* _Written task_: Write out the listing in full, matching it word for word.

* _Rows_:

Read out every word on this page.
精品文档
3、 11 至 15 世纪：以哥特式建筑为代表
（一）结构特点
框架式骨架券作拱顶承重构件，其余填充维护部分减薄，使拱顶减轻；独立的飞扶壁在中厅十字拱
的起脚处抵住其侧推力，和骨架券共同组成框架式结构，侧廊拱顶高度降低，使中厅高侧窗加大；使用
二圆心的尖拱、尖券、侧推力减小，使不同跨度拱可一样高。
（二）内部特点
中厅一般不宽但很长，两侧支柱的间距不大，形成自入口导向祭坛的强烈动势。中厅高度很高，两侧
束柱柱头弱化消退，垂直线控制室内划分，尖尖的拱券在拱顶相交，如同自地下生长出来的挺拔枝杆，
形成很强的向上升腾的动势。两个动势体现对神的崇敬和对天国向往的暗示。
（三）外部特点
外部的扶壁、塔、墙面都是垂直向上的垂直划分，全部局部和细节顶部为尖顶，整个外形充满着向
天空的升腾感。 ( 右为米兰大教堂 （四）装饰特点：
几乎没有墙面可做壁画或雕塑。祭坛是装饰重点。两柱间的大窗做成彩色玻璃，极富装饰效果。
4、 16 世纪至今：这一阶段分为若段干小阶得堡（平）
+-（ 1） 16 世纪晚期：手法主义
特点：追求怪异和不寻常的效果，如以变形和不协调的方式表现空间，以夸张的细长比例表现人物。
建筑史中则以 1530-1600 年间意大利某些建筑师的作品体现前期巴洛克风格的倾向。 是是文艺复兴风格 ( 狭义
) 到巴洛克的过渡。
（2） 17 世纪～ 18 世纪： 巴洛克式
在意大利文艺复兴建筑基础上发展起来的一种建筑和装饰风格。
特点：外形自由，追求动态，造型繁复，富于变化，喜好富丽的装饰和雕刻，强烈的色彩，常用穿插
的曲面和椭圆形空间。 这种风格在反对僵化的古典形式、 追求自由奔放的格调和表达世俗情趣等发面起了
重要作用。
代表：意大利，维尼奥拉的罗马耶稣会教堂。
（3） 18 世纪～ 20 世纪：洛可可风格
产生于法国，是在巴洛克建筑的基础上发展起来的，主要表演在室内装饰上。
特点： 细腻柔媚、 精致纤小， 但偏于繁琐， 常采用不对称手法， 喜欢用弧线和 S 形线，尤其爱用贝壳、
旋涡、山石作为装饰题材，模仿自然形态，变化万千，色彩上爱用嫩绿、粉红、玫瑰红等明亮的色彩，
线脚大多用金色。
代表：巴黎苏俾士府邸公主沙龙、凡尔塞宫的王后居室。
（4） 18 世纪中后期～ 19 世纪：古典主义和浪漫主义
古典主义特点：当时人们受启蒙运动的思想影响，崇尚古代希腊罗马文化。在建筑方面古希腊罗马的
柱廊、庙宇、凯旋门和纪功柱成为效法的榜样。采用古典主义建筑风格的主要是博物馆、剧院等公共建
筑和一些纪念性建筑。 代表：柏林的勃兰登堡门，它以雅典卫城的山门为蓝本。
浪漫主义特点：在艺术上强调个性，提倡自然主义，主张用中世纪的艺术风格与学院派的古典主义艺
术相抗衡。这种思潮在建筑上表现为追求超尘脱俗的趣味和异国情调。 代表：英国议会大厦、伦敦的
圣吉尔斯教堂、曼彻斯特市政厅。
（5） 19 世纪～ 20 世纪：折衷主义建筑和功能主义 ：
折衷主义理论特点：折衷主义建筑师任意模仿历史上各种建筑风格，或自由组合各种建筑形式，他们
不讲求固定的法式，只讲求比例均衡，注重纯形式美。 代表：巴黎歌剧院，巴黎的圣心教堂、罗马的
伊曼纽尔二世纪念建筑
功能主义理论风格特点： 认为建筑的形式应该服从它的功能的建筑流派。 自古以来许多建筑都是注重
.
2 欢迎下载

* _The completed task_:
Read out every word on this page.
精品文档
3、 11 至 15 世纪：以哥特式建筑为代表
（一）结构特点
框架式骨架券作拱顶承重构件，其余填充维护部分减薄，使拱顶减轻；独立的飞扶壁在中厅十字拱
的起脚处抵住其侧推力，和骨架券共同组成框架式结构，侧廊拱顶高度降低，使中厅高侧窗加大；使用
二圆心的尖拱、尖券、侧推力减小，使不同跨度拱可一样高。
（二）内部特点
中厅一般不宽但很长，两侧支柱的间距不大，形成自入口导向祭坛的强烈动势。中厅高度很高，两侧
束柱柱头弱化消退，垂直线控制室内划分，尖尖的拱券在拱顶相交，如同自地下生长出来的挺拔枝杆，
形成很强的向上升腾的动势。两个动势体现对神的崇敬和对天国向往的暗示。
（三）外部特点
外部的扶壁、塔、墙面都是垂直向上的垂直划分，全部局部和细节顶部为尖顶，整个外形充满着向
天空的升腾感。 ( 右为米兰大教堂 （四）装饰特点：
几乎没有墙面可做壁画或雕塑。祭坛是装饰重点。两柱间的大窗做成彩色玻璃，极富装饰效果。
4、 16 世纪至今：这一阶段分为若段干小阶得堡（平）
+-（ 1） 16 世纪晚期：手法主义
特点：追求怪异和不寻常的效果，如以变形和不协调的方式表现空间，以夸张的细长比例表现人物。
建筑史中则以 1530-1600 年间意大利某些建筑师的作品体现前期巴洛克风格的倾向。 是是文艺复兴风格 ( 狭义
) 到巴洛克的过渡。
（2） 17 世纪～ 18 世纪： 巴洛克式
在意大利文艺复兴建筑基础上发展起来的一种建筑和装饰风格。
特点：外形自由，追求动态，造型繁复，富于变化，喜好富丽的装饰和雕刻，强烈的色彩，常用穿插
的曲面和椭圆形空间。 这种风格在反对僵化的古典形式、 追求自由奔放的格调和表达世俗情趣等发面起了
重要作用。
代表：意大利，维尼奥拉的罗马耶稣会教堂。
（3） 18 世纪～ 20 世纪：洛可可风格
产生于法国，是在巴洛克建筑的基础上发展起来的，主要表演在室内装饰上。
特点： 细腻柔媚、 精致纤小， 但偏于繁琐， 常采用不对称手法， 喜欢用弧线和 S 形线，尤其爱用贝壳、
旋涡、山石作为装饰题材，模仿自然形态，变化万千，色彩上爱用嫩绿、粉红、玫瑰红等明亮的色彩，
线脚大多用金色。
代表：巴黎苏俾士府邸公主沙龙、凡尔塞宫的王后居室。
（4） 18 世纪中后期～ 19 世纪：古典主义和浪漫主义
古典主义特点：当时人们受启蒙运动的思想影响，崇尚古代希腊罗马文化。在建筑方面古希腊罗马的
柱廊、庙宇、凯旋门和纪功柱成为效法的榜样。采用古典主义建筑风格的主要是博物馆、剧院等公共建
筑和一些纪念性建筑。 代表：柏林的勃兰登堡门，它以雅典卫城的山门为蓝本。
浪漫主义特点：在艺术上强调个性，提倡自然主义，主张用中世纪的艺术风格与学院派的古典主义艺
术相抗衡。这种思潮在建筑上表现为追求超尘脱俗的趣味和异国情调。 代表：英国议会大厦、伦敦的
圣吉尔斯教堂、曼彻斯特市政厅。
（5） 19 世纪～ 20 世纪：折衷主义建筑和功能主义 ：
折衷主义理论特点：折衷主义建筑师任意模仿历史上各种建筑风格，或自由组合各种建筑形式，他们
不讲求固定的法式，只讲求比例均衡，注重纯形式美。 代表：巴黎歌剧院，巴黎的圣心教堂、罗马的
伊曼纽尔二世纪念建筑
功能主义理论风格特点： 认为建筑的形式应该服从它的功能的建筑流派。 自古以来许多建筑都是注重
.
2 欢迎下载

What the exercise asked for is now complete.